(Dataset items)
-- start --

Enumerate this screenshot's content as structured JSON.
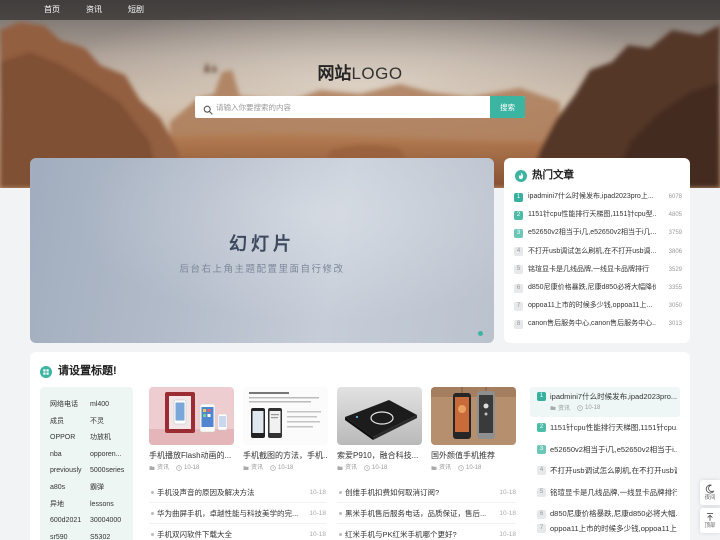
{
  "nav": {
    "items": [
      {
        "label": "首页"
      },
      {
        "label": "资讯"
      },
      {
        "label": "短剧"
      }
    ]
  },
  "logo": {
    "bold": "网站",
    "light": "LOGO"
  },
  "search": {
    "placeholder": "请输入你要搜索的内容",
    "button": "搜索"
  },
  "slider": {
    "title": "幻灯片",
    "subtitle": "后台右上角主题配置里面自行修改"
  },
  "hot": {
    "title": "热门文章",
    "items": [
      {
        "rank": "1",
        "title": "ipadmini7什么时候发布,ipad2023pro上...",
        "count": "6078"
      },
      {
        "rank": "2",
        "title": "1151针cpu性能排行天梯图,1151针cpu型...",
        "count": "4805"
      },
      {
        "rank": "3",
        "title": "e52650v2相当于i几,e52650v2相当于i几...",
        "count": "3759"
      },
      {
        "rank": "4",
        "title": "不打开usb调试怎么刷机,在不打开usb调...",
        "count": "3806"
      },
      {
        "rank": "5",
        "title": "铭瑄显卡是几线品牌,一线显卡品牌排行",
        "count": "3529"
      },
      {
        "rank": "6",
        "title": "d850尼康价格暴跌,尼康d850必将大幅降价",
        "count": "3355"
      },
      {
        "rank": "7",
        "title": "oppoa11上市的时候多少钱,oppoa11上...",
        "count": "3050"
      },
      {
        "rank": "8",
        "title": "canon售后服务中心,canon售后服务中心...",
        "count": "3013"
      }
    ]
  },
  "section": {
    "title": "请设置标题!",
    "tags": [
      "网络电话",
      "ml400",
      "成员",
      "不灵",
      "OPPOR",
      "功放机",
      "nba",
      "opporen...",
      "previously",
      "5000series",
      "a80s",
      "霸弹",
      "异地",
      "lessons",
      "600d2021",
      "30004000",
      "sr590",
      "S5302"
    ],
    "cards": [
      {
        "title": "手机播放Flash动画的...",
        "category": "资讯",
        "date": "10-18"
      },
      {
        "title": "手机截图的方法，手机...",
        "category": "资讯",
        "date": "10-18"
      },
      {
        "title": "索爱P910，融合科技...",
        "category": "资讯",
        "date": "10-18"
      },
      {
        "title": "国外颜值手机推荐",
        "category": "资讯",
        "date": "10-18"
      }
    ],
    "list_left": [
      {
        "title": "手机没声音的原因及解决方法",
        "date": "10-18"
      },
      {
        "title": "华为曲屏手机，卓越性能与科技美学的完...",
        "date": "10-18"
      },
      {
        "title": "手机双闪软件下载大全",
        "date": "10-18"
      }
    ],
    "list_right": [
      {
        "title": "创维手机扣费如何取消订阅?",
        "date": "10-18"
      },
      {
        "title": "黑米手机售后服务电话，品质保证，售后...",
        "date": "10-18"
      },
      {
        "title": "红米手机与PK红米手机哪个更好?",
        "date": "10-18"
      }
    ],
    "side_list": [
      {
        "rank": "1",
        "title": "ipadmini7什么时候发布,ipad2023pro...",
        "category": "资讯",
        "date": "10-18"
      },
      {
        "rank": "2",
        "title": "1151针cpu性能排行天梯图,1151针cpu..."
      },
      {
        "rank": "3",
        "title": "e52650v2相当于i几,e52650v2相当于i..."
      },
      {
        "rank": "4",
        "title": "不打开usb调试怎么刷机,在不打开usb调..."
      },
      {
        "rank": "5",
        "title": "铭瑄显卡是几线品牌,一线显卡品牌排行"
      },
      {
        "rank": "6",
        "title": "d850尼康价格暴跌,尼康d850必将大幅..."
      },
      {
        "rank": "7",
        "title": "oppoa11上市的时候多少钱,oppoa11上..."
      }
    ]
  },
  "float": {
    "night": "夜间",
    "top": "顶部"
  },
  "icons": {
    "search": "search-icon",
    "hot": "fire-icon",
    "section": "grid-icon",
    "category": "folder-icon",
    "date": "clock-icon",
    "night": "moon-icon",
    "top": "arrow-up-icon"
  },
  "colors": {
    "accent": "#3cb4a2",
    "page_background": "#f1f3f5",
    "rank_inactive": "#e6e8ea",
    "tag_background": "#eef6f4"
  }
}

-- end --
-- start --

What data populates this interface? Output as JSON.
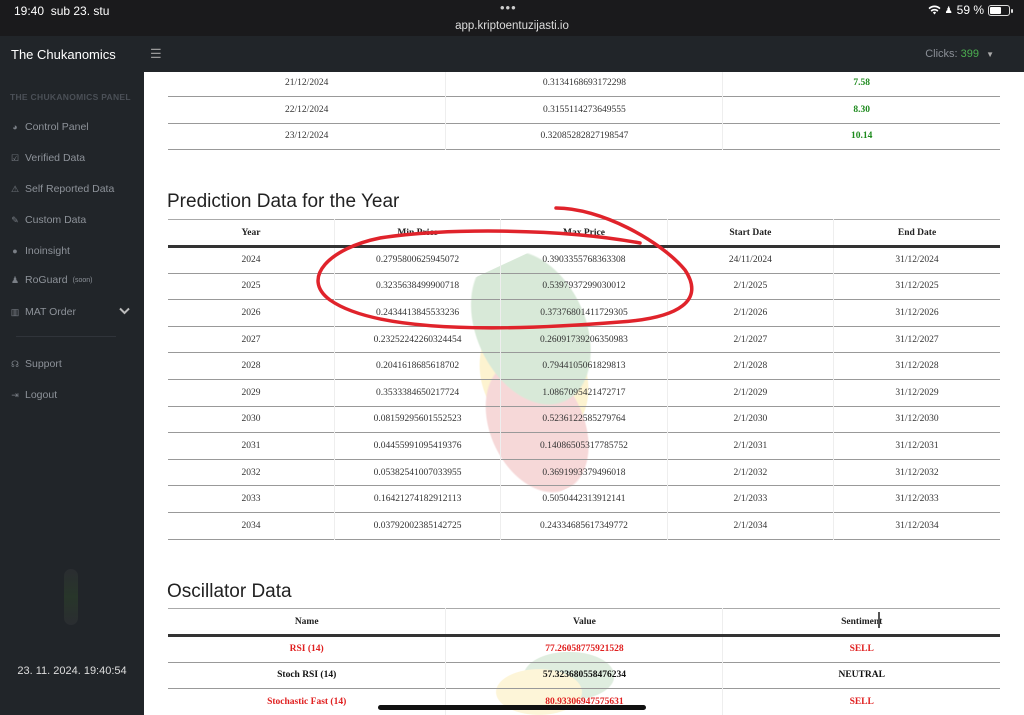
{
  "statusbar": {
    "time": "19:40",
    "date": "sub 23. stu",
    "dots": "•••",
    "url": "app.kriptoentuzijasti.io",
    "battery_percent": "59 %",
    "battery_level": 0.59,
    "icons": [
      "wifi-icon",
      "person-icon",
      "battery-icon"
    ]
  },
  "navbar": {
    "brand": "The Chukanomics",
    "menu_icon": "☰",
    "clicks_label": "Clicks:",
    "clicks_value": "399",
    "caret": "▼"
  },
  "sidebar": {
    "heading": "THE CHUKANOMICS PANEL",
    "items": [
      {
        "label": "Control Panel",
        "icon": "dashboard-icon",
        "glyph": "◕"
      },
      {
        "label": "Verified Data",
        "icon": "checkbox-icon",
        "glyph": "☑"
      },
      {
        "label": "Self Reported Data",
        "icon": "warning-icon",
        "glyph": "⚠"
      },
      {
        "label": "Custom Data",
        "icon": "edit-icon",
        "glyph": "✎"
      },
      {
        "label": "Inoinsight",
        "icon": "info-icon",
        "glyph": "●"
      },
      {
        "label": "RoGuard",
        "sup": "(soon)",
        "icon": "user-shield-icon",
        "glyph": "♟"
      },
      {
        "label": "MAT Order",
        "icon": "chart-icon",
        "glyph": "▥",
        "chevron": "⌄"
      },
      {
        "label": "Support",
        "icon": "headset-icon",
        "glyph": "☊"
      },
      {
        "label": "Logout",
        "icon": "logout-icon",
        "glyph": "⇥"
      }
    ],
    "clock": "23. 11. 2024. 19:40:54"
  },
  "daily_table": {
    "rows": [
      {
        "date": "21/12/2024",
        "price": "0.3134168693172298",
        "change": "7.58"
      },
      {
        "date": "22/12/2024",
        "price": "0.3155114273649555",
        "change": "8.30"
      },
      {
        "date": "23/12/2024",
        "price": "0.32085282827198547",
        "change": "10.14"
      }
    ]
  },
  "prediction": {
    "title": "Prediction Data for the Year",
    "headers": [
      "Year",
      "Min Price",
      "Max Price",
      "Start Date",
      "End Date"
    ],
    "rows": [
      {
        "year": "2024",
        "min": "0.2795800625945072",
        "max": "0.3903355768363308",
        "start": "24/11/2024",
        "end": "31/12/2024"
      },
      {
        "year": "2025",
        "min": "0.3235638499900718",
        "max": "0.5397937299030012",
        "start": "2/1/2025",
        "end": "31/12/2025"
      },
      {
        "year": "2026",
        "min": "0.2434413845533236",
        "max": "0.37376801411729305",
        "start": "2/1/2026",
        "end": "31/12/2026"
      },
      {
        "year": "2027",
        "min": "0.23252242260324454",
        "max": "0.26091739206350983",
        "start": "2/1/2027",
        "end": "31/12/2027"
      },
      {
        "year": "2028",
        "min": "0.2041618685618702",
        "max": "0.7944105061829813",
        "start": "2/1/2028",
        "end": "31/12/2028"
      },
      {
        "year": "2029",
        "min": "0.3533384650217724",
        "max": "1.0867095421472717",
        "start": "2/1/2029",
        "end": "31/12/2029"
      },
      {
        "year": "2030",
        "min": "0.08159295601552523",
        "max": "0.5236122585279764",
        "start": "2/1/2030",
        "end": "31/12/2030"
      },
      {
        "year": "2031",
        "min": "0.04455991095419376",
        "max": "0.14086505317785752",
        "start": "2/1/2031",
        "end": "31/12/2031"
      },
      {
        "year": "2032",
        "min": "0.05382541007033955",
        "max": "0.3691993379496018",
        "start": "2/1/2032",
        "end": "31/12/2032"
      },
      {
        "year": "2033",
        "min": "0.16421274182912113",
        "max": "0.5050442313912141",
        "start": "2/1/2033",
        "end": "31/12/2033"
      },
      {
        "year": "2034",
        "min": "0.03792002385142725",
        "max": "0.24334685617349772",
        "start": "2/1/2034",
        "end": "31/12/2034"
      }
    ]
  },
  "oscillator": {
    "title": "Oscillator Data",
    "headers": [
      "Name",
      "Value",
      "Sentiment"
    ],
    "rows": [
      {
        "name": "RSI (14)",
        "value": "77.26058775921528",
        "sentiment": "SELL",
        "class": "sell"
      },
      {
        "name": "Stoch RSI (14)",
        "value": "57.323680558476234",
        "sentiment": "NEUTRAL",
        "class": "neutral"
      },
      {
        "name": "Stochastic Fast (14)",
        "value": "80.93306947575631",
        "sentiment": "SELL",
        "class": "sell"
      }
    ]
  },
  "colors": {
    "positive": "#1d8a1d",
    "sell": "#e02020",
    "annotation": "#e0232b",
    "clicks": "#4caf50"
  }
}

-- end --
-- start --

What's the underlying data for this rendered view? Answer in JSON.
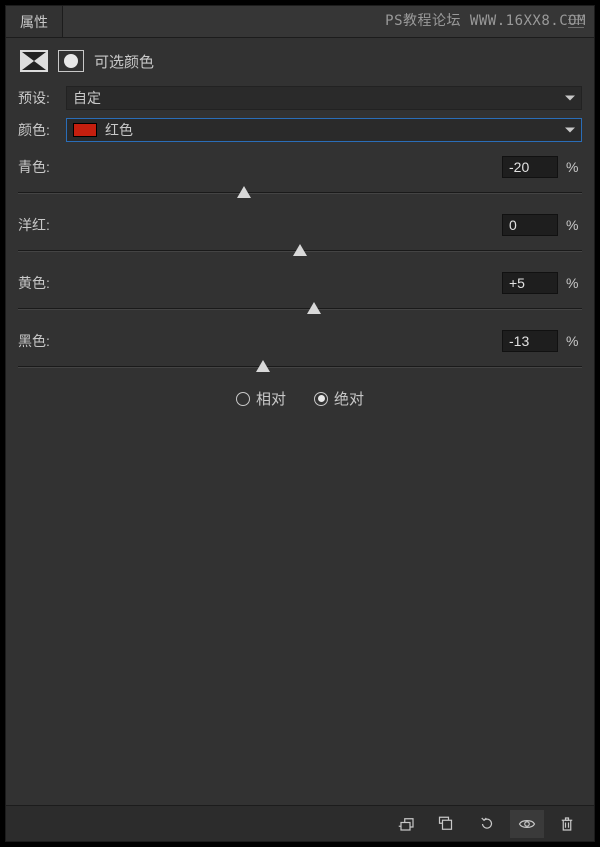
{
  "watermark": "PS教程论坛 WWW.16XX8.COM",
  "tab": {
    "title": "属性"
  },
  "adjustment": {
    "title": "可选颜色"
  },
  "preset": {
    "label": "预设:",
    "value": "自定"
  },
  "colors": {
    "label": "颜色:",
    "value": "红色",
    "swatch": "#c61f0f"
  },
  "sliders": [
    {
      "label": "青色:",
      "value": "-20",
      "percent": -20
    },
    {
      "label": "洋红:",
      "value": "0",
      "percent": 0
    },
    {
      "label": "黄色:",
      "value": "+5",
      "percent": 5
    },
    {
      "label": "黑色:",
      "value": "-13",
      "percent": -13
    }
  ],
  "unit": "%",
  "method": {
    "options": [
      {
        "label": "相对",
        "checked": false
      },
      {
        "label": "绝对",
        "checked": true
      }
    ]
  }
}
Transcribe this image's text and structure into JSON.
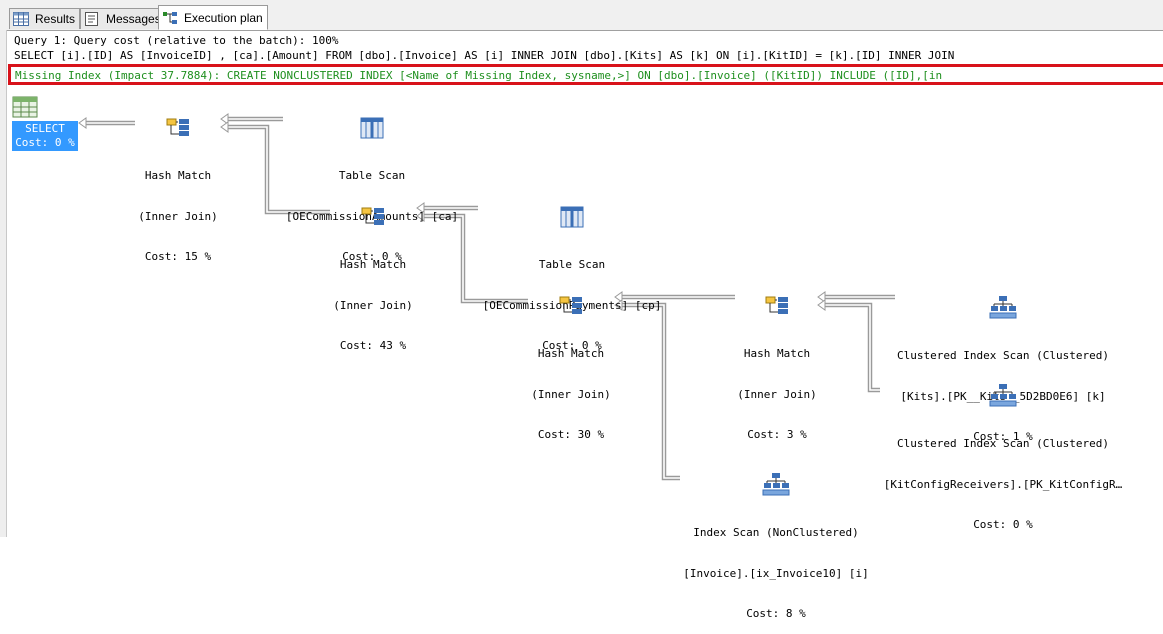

-- end --

**GIVEN TASK:** In the listing above, find the line containing "What's the underlying" and the line containing "Transcribe this image's", then output those two lines and everything between them exactly as written, without the images.

**FINISHED TASK:**
What's the underlying data for this rendered view? Answer in JSON.
{
  "watermark": "PS教程论坛 WWW.16XX8.COM",
  "tab": {
    "title": "属性"
  },
  "adjustment": {
    "title": "可选颜色"
  },
  "preset": {
    "label": "预设:",
    "value": "自定"
  },
  "colors": {
    "label": "颜色:",
    "value": "红色",
    "swatch": "#c61f0f"
  },
  "sliders": [
    {
      "label": "青色:",
      "value": "-20",
      "percent": -20
    },
    {
      "label": "洋红:",
      "value": "0",
      "percent": 0
    },
    {
      "label": "黄色:",
      "value": "+5",
      "percent": 5
    },
    {
      "label": "黑色:",
      "value": "-13",
      "percent": -13
    }
  ],
  "unit": "%",
  "method": {
    "options": [
      {
        "label": "相对",
        "checked": false
      },
      {
        "label": "绝对",
        "checked": true
      }
    ]
  }
}
Transcribe this image's text and structure into JSON.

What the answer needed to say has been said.